§ Stated exercise: Print the listing in its entirety and exactly, leaving out images.

(Collected data)

* * * * * * * * *

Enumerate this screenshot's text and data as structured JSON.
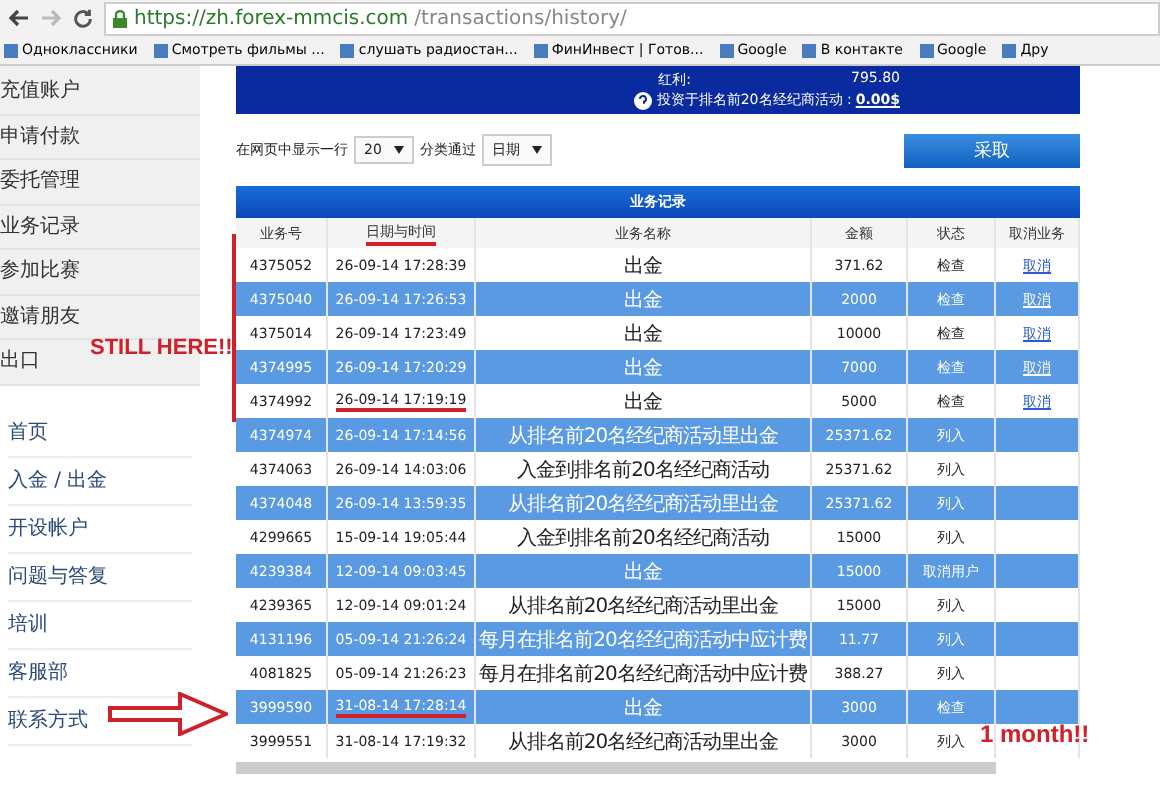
{
  "browser": {
    "url_host": "https://zh.forex-mmcis.com",
    "url_path": "/transactions/history/",
    "bookmarks": [
      "Одноклассники",
      "Смотреть фильмы ...",
      "слушать радиостан...",
      "ФинИнвест | Готов...",
      "Google",
      "В контакте",
      "Google",
      "Дру"
    ]
  },
  "submenu": [
    "充值账户",
    "申请付款",
    "委托管理",
    "业务记录",
    "参加比赛",
    "邀请朋友",
    "出口"
  ],
  "nav": [
    "首页",
    "入金 / 出金",
    "开设帐户",
    "问题与答复",
    "培训",
    "客服部",
    "联系方式"
  ],
  "summary": {
    "bonus_label": "红利:",
    "bonus_value": "795.80",
    "invest_label": "投资于排名前20名经纪商活动 :",
    "invest_value": "0.00$"
  },
  "filter": {
    "rows_label": "在网页中显示一行",
    "rows_value": "20",
    "sort_label": "分类通过",
    "sort_value": "日期",
    "button": "采取"
  },
  "table": {
    "title": "业务记录",
    "columns": [
      "业务号",
      "日期与时间",
      "业务名称",
      "金额",
      "状态",
      "取消业务"
    ],
    "date_header_underlined": true,
    "rows": [
      {
        "id": "4375052",
        "date": "26-09-14 17:28:39",
        "name": "出金",
        "amount": "371.62",
        "status": "检查",
        "cancel": "取消",
        "highlighted": false,
        "underlined": false
      },
      {
        "id": "4375040",
        "date": "26-09-14 17:26:53",
        "name": "出金",
        "amount": "2000",
        "status": "检查",
        "cancel": "取消",
        "highlighted": true,
        "underlined": false
      },
      {
        "id": "4375014",
        "date": "26-09-14 17:23:49",
        "name": "出金",
        "amount": "10000",
        "status": "检查",
        "cancel": "取消",
        "highlighted": false,
        "underlined": false
      },
      {
        "id": "4374995",
        "date": "26-09-14 17:20:29",
        "name": "出金",
        "amount": "7000",
        "status": "检查",
        "cancel": "取消",
        "highlighted": true,
        "underlined": false
      },
      {
        "id": "4374992",
        "date": "26-09-14 17:19:19",
        "name": "出金",
        "amount": "5000",
        "status": "检查",
        "cancel": "取消",
        "highlighted": false,
        "underlined": true
      },
      {
        "id": "4374974",
        "date": "26-09-14 17:14:56",
        "name": "从排名前20名经纪商活动里出金",
        "amount": "25371.62",
        "status": "列入",
        "highlighted": true,
        "underlined": false
      },
      {
        "id": "4374063",
        "date": "26-09-14 14:03:06",
        "name": "入金到排名前20名经纪商活动",
        "amount": "25371.62",
        "status": "列入",
        "highlighted": false,
        "underlined": false
      },
      {
        "id": "4374048",
        "date": "26-09-14 13:59:35",
        "name": "从排名前20名经纪商活动里出金",
        "amount": "25371.62",
        "status": "列入",
        "highlighted": true,
        "underlined": false
      },
      {
        "id": "4299665",
        "date": "15-09-14 19:05:44",
        "name": "入金到排名前20名经纪商活动",
        "amount": "15000",
        "status": "列入",
        "highlighted": false,
        "underlined": false
      },
      {
        "id": "4239384",
        "date": "12-09-14 09:03:45",
        "name": "出金",
        "amount": "15000",
        "status": "取消用户",
        "highlighted": true,
        "underlined": false
      },
      {
        "id": "4239365",
        "date": "12-09-14 09:01:24",
        "name": "从排名前20名经纪商活动里出金",
        "amount": "15000",
        "status": "列入",
        "highlighted": false,
        "underlined": false
      },
      {
        "id": "4131196",
        "date": "05-09-14 21:26:24",
        "name": "每月在排名前20名经纪商活动中应计费",
        "amount": "11.77",
        "status": "列入",
        "highlighted": true,
        "underlined": false
      },
      {
        "id": "4081825",
        "date": "05-09-14 21:26:23",
        "name": "每月在排名前20名经纪商活动中应计费",
        "amount": "388.27",
        "status": "列入",
        "highlighted": false,
        "underlined": false
      },
      {
        "id": "3999590",
        "date": "31-08-14 17:28:14",
        "name": "出金",
        "amount": "3000",
        "status": "检查",
        "highlighted": true,
        "underlined": true
      },
      {
        "id": "3999551",
        "date": "31-08-14 17:19:32",
        "name": "从排名前20名经纪商活动里出金",
        "amount": "3000",
        "status": "列入",
        "highlighted": false,
        "underlined": false
      }
    ]
  },
  "annotations": {
    "still_here": "STILL HERE!!",
    "one_month": "1 month!!"
  }
}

* * * * * * * * *

§ Answer below:
Enumerate this screenshot's text and data as structured JSON.
{
  "browser": {
    "url_host": "https://zh.forex-mmcis.com",
    "url_path": "/transactions/history/",
    "bookmarks": [
      "Одноклассники",
      "Смотреть фильмы ...",
      "слушать радиостан...",
      "ФинИнвест | Готов...",
      "Google",
      "В контакте",
      "Google",
      "Дру"
    ]
  },
  "submenu": [
    "充值账户",
    "申请付款",
    "委托管理",
    "业务记录",
    "参加比赛",
    "邀请朋友",
    "出口"
  ],
  "nav": [
    "首页",
    "入金 / 出金",
    "开设帐户",
    "问题与答复",
    "培训",
    "客服部",
    "联系方式"
  ],
  "summary": {
    "bonus_label": "红利:",
    "bonus_value": "795.80",
    "invest_label": "投资于排名前20名经纪商活动 :",
    "invest_value": "0.00$"
  },
  "filter": {
    "rows_label": "在网页中显示一行",
    "rows_value": "20",
    "sort_label": "分类通过",
    "sort_value": "日期",
    "button": "采取"
  },
  "table": {
    "title": "业务记录",
    "columns": [
      "业务号",
      "日期与时间",
      "业务名称",
      "金额",
      "状态",
      "取消业务"
    ],
    "date_header_underlined": true,
    "rows": [
      {
        "id": "4375052",
        "date": "26-09-14 17:28:39",
        "name": "出金",
        "amount": "371.62",
        "status": "检查",
        "cancel": "取消",
        "highlighted": false,
        "underlined": false
      },
      {
        "id": "4375040",
        "date": "26-09-14 17:26:53",
        "name": "出金",
        "amount": "2000",
        "status": "检查",
        "cancel": "取消",
        "highlighted": true,
        "underlined": false
      },
      {
        "id": "4375014",
        "date": "26-09-14 17:23:49",
        "name": "出金",
        "amount": "10000",
        "status": "检查",
        "cancel": "取消",
        "highlighted": false,
        "underlined": false
      },
      {
        "id": "4374995",
        "date": "26-09-14 17:20:29",
        "name": "出金",
        "amount": "7000",
        "status": "检查",
        "cancel": "取消",
        "highlighted": true,
        "underlined": false
      },
      {
        "id": "4374992",
        "date": "26-09-14 17:19:19",
        "name": "出金",
        "amount": "5000",
        "status": "检查",
        "cancel": "取消",
        "highlighted": false,
        "underlined": true
      },
      {
        "id": "4374974",
        "date": "26-09-14 17:14:56",
        "name": "从排名前20名经纪商活动里出金",
        "amount": "25371.62",
        "status": "列入",
        "highlighted": true,
        "underlined": false
      },
      {
        "id": "4374063",
        "date": "26-09-14 14:03:06",
        "name": "入金到排名前20名经纪商活动",
        "amount": "25371.62",
        "status": "列入",
        "highlighted": false,
        "underlined": false
      },
      {
        "id": "4374048",
        "date": "26-09-14 13:59:35",
        "name": "从排名前20名经纪商活动里出金",
        "amount": "25371.62",
        "status": "列入",
        "highlighted": true,
        "underlined": false
      },
      {
        "id": "4299665",
        "date": "15-09-14 19:05:44",
        "name": "入金到排名前20名经纪商活动",
        "amount": "15000",
        "status": "列入",
        "highlighted": false,
        "underlined": false
      },
      {
        "id": "4239384",
        "date": "12-09-14 09:03:45",
        "name": "出金",
        "amount": "15000",
        "status": "取消用户",
        "highlighted": true,
        "underlined": false
      },
      {
        "id": "4239365",
        "date": "12-09-14 09:01:24",
        "name": "从排名前20名经纪商活动里出金",
        "amount": "15000",
        "status": "列入",
        "highlighted": false,
        "underlined": false
      },
      {
        "id": "4131196",
        "date": "05-09-14 21:26:24",
        "name": "每月在排名前20名经纪商活动中应计费",
        "amount": "11.77",
        "status": "列入",
        "highlighted": true,
        "underlined": false
      },
      {
        "id": "4081825",
        "date": "05-09-14 21:26:23",
        "name": "每月在排名前20名经纪商活动中应计费",
        "amount": "388.27",
        "status": "列入",
        "highlighted": false,
        "underlined": false
      },
      {
        "id": "3999590",
        "date": "31-08-14 17:28:14",
        "name": "出金",
        "amount": "3000",
        "status": "检查",
        "highlighted": true,
        "underlined": true
      },
      {
        "id": "3999551",
        "date": "31-08-14 17:19:32",
        "name": "从排名前20名经纪商活动里出金",
        "amount": "3000",
        "status": "列入",
        "highlighted": false,
        "underlined": false
      }
    ]
  },
  "annotations": {
    "still_here": "STILL HERE!!",
    "one_month": "1 month!!"
  }
}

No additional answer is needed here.